• _EXERCISE DESCRIPTION_
Copy each line that contains the word "most".
┏━━
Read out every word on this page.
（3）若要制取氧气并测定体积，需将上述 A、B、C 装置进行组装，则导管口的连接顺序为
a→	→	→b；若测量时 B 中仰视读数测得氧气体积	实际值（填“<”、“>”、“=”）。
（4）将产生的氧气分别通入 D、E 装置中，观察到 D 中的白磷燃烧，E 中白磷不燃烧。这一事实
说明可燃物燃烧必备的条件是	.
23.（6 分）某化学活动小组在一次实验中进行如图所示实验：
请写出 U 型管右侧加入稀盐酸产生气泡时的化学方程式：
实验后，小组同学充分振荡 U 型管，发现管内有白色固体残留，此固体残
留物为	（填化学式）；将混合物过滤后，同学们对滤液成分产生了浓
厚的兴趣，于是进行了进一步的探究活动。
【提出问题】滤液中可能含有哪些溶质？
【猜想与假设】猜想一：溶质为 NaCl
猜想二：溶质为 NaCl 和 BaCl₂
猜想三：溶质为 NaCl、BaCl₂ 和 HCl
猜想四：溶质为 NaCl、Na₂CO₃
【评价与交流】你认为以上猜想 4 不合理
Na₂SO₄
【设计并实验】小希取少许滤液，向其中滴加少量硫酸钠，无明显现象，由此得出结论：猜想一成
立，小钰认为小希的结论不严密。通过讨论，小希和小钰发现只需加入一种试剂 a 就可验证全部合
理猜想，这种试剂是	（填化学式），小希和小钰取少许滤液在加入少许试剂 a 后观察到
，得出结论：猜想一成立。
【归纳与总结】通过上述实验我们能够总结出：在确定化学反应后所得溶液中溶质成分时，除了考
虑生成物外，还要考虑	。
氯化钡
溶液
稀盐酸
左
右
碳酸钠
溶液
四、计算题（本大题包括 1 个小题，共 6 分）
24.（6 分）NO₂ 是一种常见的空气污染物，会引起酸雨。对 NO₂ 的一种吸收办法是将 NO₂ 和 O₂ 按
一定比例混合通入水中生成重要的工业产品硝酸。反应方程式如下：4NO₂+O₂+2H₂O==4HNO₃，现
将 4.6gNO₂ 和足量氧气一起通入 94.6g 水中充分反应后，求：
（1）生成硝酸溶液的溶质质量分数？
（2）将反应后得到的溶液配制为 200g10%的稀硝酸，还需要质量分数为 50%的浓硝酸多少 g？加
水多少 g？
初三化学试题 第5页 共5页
┗━━
┏━━
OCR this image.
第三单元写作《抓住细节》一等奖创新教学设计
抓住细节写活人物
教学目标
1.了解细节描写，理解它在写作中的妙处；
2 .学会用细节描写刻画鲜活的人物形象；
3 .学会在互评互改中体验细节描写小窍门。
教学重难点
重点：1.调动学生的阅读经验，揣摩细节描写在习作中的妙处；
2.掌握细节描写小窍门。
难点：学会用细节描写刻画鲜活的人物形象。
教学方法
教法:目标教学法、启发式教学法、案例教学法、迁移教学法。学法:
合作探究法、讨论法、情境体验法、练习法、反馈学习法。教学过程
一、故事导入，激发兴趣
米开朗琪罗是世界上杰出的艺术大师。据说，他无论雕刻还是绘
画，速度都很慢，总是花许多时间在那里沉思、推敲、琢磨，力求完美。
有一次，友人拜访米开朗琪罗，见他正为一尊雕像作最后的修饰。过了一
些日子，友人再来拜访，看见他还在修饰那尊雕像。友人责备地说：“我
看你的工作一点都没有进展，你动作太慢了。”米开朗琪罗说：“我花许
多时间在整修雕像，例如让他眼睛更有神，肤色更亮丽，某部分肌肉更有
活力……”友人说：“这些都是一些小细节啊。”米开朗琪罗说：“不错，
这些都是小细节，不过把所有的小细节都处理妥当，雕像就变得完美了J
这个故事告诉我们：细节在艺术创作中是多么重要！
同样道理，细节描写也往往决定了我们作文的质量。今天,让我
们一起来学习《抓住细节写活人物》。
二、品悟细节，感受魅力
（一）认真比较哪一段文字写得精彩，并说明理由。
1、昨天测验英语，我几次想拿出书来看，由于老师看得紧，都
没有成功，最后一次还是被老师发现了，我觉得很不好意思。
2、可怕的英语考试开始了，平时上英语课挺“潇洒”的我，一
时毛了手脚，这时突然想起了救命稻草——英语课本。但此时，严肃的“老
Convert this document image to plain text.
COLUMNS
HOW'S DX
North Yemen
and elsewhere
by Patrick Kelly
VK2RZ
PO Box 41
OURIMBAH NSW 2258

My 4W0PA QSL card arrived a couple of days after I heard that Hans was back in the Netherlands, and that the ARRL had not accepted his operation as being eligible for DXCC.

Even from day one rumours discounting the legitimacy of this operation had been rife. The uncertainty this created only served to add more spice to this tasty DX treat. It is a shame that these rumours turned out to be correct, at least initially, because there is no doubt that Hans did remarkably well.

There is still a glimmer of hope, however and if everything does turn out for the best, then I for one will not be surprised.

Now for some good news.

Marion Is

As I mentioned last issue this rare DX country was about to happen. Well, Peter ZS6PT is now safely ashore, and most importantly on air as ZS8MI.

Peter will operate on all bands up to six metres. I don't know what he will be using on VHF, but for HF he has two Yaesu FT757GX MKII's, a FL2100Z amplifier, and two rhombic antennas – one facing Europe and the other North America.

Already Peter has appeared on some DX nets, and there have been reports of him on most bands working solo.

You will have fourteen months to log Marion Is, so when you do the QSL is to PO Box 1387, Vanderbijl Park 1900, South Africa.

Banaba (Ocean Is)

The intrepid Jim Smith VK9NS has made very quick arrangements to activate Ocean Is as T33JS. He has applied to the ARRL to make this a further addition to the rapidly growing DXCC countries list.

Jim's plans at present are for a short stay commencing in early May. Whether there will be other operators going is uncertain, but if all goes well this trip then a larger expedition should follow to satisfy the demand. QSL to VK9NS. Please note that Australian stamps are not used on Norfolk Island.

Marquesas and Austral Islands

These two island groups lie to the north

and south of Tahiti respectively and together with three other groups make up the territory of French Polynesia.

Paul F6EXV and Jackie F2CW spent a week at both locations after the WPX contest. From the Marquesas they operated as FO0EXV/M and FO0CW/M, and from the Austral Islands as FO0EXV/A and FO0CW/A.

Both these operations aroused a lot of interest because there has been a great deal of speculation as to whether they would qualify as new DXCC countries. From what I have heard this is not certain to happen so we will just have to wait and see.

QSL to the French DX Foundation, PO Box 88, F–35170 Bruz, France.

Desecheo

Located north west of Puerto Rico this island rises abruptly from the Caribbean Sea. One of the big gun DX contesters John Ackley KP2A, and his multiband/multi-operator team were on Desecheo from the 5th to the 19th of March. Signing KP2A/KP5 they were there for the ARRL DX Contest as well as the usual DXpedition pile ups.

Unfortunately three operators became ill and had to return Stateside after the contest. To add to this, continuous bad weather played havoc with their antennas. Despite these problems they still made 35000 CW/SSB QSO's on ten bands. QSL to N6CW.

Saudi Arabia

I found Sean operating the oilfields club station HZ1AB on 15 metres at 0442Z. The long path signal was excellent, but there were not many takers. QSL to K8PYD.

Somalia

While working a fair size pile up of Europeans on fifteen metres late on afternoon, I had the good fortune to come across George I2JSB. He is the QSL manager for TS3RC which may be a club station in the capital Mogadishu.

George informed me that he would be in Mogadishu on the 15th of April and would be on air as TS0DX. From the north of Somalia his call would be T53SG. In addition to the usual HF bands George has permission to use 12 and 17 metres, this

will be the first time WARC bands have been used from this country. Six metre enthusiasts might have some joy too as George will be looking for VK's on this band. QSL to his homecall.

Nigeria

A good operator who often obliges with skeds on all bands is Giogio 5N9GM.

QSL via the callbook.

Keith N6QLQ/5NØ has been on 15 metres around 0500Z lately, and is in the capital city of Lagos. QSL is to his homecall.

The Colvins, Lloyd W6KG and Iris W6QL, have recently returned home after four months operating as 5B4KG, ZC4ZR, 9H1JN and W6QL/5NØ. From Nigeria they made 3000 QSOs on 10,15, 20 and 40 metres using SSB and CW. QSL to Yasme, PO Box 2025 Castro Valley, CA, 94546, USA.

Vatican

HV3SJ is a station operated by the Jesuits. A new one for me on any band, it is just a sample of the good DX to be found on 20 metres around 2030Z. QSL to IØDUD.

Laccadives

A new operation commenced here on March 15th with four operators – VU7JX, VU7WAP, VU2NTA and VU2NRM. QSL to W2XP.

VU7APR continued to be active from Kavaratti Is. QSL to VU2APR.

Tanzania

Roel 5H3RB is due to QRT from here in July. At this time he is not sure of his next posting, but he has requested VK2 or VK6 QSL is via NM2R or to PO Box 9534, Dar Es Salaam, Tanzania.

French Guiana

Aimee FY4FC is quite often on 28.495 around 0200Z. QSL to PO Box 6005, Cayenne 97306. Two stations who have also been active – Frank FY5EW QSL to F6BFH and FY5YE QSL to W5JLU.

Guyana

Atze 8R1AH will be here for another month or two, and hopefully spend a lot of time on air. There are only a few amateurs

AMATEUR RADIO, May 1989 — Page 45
┗━━
• _ANSWER IN FULL_
As I mentioned last issue this rare DX country was about to happen. Well, Peter ZS6PT is now safely ashore, and most importantly on air as ZS8MI.
Already Peter has appeared on some DX nets, and there have been reports of him on most bands working solo.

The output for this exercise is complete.